Aim of the task
No images are to be carried over; print all other material exactly as it stands.

[Records from a collection of figures]
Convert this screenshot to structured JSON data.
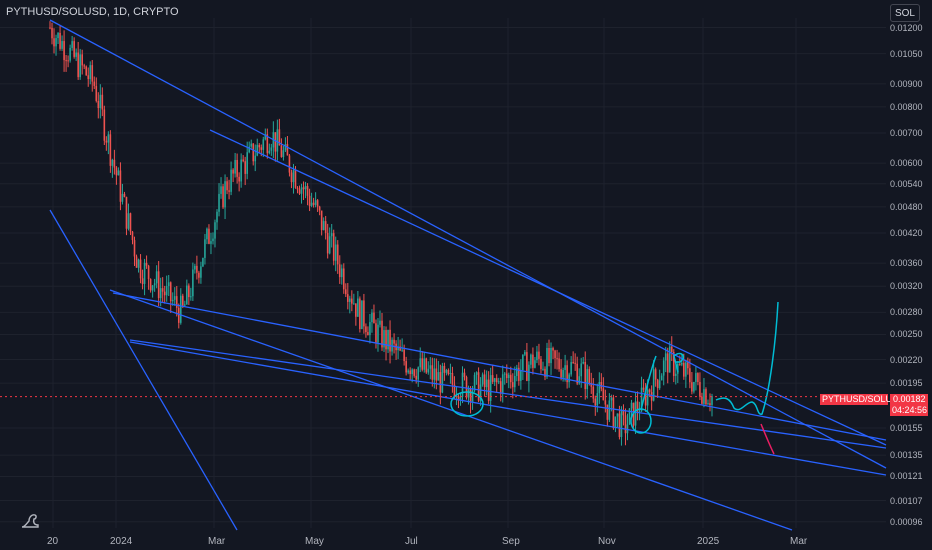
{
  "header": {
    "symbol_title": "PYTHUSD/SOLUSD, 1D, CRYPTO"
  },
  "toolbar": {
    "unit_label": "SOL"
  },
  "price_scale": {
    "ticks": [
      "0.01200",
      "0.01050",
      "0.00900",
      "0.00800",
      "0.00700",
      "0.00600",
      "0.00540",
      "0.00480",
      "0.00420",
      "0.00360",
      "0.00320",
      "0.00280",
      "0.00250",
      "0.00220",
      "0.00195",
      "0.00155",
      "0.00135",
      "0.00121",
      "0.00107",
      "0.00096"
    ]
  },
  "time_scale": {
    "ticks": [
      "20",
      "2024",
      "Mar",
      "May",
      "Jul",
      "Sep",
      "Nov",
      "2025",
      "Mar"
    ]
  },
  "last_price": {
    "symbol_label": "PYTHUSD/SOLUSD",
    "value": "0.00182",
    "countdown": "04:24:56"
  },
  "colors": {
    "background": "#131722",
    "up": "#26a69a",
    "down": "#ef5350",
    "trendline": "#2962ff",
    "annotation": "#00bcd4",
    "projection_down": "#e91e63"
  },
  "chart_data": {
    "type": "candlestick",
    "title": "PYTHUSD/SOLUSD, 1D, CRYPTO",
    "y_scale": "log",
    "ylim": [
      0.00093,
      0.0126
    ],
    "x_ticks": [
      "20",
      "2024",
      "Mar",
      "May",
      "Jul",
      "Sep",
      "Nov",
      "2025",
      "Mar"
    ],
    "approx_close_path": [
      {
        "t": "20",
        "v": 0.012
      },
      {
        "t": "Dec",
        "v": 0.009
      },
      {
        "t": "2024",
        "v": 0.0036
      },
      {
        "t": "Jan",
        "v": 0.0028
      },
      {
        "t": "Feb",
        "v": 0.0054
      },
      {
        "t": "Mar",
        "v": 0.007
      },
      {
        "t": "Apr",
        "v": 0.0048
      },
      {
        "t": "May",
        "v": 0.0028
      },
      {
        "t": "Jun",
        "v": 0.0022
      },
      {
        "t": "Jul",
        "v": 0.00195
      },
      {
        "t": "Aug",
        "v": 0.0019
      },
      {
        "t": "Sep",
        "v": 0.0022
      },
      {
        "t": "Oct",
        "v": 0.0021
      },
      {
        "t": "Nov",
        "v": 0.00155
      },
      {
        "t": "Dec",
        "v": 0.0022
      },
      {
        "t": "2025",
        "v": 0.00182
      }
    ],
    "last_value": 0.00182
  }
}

Completed task
Convert this screenshot to structured JSON data.
{
  "header": {
    "symbol_title": "PYTHUSD/SOLUSD, 1D, CRYPTO"
  },
  "toolbar": {
    "unit_label": "SOL"
  },
  "price_scale": {
    "ticks": [
      "0.01200",
      "0.01050",
      "0.00900",
      "0.00800",
      "0.00700",
      "0.00600",
      "0.00540",
      "0.00480",
      "0.00420",
      "0.00360",
      "0.00320",
      "0.00280",
      "0.00250",
      "0.00220",
      "0.00195",
      "0.00155",
      "0.00135",
      "0.00121",
      "0.00107",
      "0.00096"
    ]
  },
  "time_scale": {
    "ticks": [
      "20",
      "2024",
      "Mar",
      "May",
      "Jul",
      "Sep",
      "Nov",
      "2025",
      "Mar"
    ]
  },
  "last_price": {
    "symbol_label": "PYTHUSD/SOLUSD",
    "value": "0.00182",
    "countdown": "04:24:56"
  },
  "colors": {
    "background": "#131722",
    "up": "#26a69a",
    "down": "#ef5350",
    "trendline": "#2962ff",
    "annotation": "#00bcd4",
    "projection_down": "#e91e63"
  },
  "chart_data": {
    "type": "candlestick",
    "title": "PYTHUSD/SOLUSD, 1D, CRYPTO",
    "y_scale": "log",
    "ylim": [
      0.00093,
      0.0126
    ],
    "x_ticks": [
      "20",
      "2024",
      "Mar",
      "May",
      "Jul",
      "Sep",
      "Nov",
      "2025",
      "Mar"
    ],
    "approx_close_path": [
      {
        "t": "20",
        "v": 0.012
      },
      {
        "t": "Dec",
        "v": 0.009
      },
      {
        "t": "2024",
        "v": 0.0036
      },
      {
        "t": "Jan",
        "v": 0.0028
      },
      {
        "t": "Feb",
        "v": 0.0054
      },
      {
        "t": "Mar",
        "v": 0.007
      },
      {
        "t": "Apr",
        "v": 0.0048
      },
      {
        "t": "May",
        "v": 0.0028
      },
      {
        "t": "Jun",
        "v": 0.0022
      },
      {
        "t": "Jul",
        "v": 0.00195
      },
      {
        "t": "Aug",
        "v": 0.0019
      },
      {
        "t": "Sep",
        "v": 0.0022
      },
      {
        "t": "Oct",
        "v": 0.0021
      },
      {
        "t": "Nov",
        "v": 0.00155
      },
      {
        "t": "Dec",
        "v": 0.0022
      },
      {
        "t": "2025",
        "v": 0.00182
      }
    ],
    "last_value": 0.00182
  }
}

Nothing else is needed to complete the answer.